Below are records to be output exactly, every one of them.

##### Supplied data #####

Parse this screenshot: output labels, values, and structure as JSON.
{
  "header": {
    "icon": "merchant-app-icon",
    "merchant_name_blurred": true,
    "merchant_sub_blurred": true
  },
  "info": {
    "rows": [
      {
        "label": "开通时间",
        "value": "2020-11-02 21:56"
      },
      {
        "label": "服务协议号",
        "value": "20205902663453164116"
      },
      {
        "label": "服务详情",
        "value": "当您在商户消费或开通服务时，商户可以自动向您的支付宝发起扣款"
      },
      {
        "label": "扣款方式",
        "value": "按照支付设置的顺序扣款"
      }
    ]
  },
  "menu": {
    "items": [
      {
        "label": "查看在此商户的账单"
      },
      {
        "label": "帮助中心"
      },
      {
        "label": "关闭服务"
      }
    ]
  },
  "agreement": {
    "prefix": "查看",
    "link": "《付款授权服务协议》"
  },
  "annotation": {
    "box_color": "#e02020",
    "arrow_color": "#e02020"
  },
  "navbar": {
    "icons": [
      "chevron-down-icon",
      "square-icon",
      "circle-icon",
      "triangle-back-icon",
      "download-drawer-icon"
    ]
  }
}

#####

- [Exercise answer]
Parse this screenshot: output labels, values, and structure as JSON.
{
  "header": {
    "icon": "merchant-app-icon",
    "merchant_name_blurred": true,
    "merchant_sub_blurred": true
  },
  "info": {
    "rows": [
      {
        "label": "开通时间",
        "value": "2020-11-02 21:56"
      },
      {
        "label": "服务协议号",
        "value": "20205902663453164116"
      },
      {
        "label": "服务详情",
        "value": "当您在商户消费或开通服务时，商户可以自动向您的支付宝发起扣款"
      },
      {
        "label": "扣款方式",
        "value": "按照支付设置的顺序扣款"
      }
    ]
  },
  "menu": {
    "items": [
      {
        "label": "查看在此商户的账单"
      },
      {
        "label": "帮助中心"
      },
      {
        "label": "关闭服务"
      }
    ]
  },
  "agreement": {
    "prefix": "查看",
    "link": "《付款授权服务协议》"
  },
  "annotation": {
    "box_color": "#e02020",
    "arrow_color": "#e02020"
  },
  "navbar": {
    "icons": [
      "chevron-down-icon",
      "square-icon",
      "circle-icon",
      "triangle-back-icon",
      "download-drawer-icon"
    ]
  }
}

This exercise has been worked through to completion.